**Set exercise:**
Extract all lines that hold the string "Estado".

Collected data:
/---
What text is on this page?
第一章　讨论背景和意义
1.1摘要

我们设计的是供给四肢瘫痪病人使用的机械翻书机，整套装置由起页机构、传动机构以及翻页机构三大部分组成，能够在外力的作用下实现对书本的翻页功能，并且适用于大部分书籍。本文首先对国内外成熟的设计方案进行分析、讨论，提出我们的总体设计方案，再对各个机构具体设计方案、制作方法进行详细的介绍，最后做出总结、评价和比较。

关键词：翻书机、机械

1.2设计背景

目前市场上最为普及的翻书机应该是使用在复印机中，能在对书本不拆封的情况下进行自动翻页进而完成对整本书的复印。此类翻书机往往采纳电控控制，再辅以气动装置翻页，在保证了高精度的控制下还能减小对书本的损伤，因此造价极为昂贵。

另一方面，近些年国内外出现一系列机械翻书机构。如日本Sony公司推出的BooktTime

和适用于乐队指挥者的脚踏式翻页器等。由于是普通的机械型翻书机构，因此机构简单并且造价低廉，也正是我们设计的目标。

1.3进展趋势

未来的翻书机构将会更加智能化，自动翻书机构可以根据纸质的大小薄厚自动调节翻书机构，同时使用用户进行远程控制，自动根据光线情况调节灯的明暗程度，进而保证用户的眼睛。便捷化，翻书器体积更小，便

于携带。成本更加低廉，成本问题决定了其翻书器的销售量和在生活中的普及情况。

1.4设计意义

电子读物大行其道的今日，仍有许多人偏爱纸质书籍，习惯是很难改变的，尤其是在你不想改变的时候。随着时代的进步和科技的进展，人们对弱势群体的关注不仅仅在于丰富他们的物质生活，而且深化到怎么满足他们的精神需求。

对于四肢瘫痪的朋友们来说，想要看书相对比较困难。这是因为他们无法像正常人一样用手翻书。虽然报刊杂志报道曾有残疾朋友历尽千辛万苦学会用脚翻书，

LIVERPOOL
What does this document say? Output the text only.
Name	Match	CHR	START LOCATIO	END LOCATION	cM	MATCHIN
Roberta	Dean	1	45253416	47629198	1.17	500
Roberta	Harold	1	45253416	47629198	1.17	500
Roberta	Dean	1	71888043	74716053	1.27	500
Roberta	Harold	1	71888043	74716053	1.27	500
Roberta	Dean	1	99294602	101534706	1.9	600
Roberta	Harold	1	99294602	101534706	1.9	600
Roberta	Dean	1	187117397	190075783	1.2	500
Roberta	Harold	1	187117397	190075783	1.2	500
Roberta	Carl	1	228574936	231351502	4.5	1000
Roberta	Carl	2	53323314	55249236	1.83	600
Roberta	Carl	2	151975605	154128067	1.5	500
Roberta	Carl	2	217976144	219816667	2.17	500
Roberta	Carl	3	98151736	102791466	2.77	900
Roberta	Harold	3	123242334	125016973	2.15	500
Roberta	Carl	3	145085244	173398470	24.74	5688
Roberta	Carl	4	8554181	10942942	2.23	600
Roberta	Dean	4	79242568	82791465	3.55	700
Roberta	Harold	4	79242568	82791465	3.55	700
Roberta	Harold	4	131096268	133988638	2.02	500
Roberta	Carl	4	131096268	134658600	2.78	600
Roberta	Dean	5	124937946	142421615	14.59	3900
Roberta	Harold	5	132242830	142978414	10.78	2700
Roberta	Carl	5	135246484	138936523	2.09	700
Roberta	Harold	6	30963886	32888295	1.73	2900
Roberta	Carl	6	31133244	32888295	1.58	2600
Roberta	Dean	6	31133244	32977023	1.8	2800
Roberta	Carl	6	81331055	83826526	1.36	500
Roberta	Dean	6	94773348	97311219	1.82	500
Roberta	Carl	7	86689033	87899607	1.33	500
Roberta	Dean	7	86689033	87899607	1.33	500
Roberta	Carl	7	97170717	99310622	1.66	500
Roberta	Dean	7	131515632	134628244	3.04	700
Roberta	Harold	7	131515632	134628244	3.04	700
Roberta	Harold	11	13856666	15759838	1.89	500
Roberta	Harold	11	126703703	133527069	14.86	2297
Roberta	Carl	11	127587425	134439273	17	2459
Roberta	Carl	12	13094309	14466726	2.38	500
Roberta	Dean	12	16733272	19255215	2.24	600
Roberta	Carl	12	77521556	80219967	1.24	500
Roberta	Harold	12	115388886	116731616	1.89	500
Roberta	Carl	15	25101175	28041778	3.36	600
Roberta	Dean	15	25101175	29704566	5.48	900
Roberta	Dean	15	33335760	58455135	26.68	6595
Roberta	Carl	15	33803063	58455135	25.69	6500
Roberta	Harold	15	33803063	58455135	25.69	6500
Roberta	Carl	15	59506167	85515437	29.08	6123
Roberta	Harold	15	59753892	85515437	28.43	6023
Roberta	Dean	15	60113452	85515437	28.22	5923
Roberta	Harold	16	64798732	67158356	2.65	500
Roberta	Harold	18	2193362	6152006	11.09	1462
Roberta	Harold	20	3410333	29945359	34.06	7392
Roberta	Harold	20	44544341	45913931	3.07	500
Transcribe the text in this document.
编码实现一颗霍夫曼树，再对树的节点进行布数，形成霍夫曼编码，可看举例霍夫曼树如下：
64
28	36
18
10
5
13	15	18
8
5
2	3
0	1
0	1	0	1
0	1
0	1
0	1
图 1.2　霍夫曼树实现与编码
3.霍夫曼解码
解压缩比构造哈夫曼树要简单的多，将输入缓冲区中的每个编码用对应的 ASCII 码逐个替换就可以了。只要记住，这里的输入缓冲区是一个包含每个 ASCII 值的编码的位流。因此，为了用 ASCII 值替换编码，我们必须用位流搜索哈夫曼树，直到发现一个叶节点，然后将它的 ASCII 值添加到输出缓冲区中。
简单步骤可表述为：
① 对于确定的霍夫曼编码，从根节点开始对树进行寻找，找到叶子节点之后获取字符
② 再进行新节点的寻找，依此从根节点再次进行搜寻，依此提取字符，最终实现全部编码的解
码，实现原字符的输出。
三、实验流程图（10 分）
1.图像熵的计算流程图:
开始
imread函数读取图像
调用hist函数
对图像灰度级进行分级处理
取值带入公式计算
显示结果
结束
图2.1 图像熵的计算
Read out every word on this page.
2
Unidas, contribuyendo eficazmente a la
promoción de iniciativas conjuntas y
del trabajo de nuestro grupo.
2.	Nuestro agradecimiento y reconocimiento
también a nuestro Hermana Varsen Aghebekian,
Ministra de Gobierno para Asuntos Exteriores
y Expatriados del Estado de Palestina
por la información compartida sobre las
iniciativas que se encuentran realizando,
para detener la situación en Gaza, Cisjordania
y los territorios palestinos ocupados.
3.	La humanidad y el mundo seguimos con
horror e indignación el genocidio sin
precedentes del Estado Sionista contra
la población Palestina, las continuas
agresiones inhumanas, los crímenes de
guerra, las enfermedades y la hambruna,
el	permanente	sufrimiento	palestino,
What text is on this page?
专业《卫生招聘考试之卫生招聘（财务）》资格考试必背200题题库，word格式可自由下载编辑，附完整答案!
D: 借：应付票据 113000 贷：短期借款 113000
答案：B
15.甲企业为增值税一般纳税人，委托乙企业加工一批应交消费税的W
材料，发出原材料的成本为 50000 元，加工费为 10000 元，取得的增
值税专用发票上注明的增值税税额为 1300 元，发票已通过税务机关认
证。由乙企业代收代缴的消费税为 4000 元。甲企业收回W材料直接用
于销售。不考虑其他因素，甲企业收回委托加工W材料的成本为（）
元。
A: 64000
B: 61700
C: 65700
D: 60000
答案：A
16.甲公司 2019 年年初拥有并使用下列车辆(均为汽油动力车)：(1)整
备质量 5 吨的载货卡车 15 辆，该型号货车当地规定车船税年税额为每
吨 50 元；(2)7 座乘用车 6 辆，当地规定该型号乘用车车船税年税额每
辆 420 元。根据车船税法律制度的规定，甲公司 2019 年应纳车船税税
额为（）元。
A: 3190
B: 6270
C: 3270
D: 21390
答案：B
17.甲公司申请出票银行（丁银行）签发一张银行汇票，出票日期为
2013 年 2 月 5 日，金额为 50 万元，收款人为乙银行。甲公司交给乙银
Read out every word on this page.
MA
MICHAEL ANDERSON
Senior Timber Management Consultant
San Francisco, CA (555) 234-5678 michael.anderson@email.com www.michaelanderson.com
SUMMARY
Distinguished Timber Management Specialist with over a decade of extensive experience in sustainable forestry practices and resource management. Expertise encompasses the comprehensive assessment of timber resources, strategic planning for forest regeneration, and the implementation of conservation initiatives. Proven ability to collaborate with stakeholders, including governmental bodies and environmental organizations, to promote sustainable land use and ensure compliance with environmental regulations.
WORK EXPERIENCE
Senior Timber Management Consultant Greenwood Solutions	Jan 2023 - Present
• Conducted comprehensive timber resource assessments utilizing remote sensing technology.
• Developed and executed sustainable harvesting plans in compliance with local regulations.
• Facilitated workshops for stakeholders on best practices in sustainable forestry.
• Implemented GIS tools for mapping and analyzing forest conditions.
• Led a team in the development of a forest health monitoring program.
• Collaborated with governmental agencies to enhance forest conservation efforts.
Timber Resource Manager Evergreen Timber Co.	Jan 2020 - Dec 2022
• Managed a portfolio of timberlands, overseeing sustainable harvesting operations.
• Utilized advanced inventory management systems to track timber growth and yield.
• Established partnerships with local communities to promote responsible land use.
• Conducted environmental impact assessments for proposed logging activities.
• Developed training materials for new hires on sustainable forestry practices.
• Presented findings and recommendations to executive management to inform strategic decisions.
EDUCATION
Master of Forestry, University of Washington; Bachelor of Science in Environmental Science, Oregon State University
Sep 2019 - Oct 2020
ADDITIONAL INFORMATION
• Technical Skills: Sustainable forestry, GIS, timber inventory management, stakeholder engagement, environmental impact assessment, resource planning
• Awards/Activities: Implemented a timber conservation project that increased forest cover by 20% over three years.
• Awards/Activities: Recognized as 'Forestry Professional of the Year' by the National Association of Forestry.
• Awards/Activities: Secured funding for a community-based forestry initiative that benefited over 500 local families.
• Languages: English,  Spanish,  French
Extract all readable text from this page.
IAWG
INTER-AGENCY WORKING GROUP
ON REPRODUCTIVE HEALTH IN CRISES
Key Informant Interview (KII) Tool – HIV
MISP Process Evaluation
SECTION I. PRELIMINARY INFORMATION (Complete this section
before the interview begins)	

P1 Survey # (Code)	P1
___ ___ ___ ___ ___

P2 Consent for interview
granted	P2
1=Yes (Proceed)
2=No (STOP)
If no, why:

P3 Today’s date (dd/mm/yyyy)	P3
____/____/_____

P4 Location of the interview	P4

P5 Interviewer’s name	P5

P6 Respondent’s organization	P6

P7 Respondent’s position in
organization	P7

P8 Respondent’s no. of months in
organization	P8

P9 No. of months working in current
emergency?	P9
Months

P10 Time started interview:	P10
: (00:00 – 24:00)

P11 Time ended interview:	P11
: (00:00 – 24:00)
\---
**Written answer:**
y Expatriados del Estado de Palestina
precedentes del Estado Sionista contra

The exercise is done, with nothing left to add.